WHAT THE TASK REQUIRES:
Write out the listing below again, precisely as it is given.

GIVEN INFORMATION:

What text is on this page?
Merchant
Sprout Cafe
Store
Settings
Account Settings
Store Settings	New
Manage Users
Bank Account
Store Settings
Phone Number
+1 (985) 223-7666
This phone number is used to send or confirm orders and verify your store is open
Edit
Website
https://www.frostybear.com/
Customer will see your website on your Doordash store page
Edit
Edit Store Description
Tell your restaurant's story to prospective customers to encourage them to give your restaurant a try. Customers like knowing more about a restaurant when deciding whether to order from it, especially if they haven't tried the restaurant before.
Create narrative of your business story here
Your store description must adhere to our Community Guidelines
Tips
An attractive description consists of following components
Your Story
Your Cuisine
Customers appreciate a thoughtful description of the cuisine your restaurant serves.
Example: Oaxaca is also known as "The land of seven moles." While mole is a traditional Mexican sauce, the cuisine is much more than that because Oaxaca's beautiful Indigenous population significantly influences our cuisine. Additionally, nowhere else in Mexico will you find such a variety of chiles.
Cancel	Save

ANSWER:
What text is on this page?
Merchant
Sprout Cafe
Store
Settings
Account Settings
Store Settings	New
Manage Users
Bank Account
Store Settings
Phone Number
+1 (985) 223-7666
This phone number is used to send or confirm orders and verify your store is open
Edit
Website
https://www.frostybear.com/
Customer will see your website on your Doordash store page
Edit
Edit Store Description
Tell your restaurant's story to prospective customers to encourage them to give your restaurant a try. Customers like knowing more about a restaurant when deciding whether to order from it, especially if they haven't tried the restaurant before.
Create narrative of your business story here
Your store description must adhere to our Community Guidelines
Tips
An attractive description consists of following components
Your Story
Your Cuisine
Customers appreciate a thoughtful description of the cuisine your restaurant serves.
Example: Oaxaca is also known as "The land of seven moles." While mole is a traditional Mexican sauce, the cuisine is much more than that because Oaxaca's beautiful Indigenous population significantly influences our cuisine. Additionally, nowhere else in Mexico will you find such a variety of chiles.
Cancel	Save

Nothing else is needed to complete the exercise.